▶ **YOUR TASK**
Find every line in the records below that holds the word "Loss" and copy it.

..........

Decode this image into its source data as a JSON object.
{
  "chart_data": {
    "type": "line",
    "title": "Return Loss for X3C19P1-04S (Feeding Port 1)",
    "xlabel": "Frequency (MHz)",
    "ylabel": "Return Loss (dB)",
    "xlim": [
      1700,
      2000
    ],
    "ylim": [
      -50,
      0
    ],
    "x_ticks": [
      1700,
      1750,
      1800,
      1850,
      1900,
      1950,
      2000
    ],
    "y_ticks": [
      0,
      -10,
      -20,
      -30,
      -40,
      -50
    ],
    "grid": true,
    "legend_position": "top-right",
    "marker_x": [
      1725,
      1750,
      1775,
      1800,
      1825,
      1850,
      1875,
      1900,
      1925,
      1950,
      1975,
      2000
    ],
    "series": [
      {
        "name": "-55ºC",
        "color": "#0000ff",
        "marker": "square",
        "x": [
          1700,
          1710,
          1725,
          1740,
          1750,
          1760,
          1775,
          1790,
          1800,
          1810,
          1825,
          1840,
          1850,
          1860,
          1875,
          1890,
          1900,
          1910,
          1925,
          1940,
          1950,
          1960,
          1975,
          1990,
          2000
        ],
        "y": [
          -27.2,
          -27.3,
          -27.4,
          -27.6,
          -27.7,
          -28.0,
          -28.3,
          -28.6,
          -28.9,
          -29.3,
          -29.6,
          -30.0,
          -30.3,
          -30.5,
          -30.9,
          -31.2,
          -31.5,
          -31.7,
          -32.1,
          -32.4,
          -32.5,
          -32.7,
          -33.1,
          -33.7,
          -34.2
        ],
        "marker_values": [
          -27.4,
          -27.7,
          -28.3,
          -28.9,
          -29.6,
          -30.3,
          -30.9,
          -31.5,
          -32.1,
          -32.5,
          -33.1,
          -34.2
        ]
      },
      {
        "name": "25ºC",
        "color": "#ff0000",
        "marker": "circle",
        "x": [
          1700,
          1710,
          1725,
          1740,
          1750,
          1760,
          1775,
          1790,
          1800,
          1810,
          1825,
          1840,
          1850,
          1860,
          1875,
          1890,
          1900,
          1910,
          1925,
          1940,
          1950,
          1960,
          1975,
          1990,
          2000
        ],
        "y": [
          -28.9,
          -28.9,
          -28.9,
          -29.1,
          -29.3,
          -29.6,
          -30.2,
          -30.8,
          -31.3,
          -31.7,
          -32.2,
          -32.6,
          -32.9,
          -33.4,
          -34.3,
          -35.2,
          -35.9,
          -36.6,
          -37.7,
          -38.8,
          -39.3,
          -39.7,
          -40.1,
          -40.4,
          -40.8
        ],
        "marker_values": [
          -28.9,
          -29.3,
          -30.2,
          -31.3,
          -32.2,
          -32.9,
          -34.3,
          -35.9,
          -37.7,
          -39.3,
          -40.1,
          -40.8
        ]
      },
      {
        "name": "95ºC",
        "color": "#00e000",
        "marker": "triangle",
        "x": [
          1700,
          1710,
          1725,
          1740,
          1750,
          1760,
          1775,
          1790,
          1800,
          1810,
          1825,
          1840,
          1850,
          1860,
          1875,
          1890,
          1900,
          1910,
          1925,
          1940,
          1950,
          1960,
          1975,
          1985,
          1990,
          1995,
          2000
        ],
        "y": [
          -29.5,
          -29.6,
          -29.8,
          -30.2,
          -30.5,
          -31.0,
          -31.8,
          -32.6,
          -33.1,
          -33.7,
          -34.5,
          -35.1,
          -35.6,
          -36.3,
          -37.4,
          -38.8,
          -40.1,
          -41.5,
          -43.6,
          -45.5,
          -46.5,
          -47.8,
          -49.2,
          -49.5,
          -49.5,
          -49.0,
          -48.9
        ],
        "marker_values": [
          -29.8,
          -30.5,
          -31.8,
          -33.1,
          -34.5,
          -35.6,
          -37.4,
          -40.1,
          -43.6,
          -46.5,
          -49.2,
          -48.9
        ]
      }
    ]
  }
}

..........

▶ **RESULT**
    "title": "Return Loss for X3C19P1-04S (Feeding Port 1)",
    "ylabel": "Return Loss (dB)",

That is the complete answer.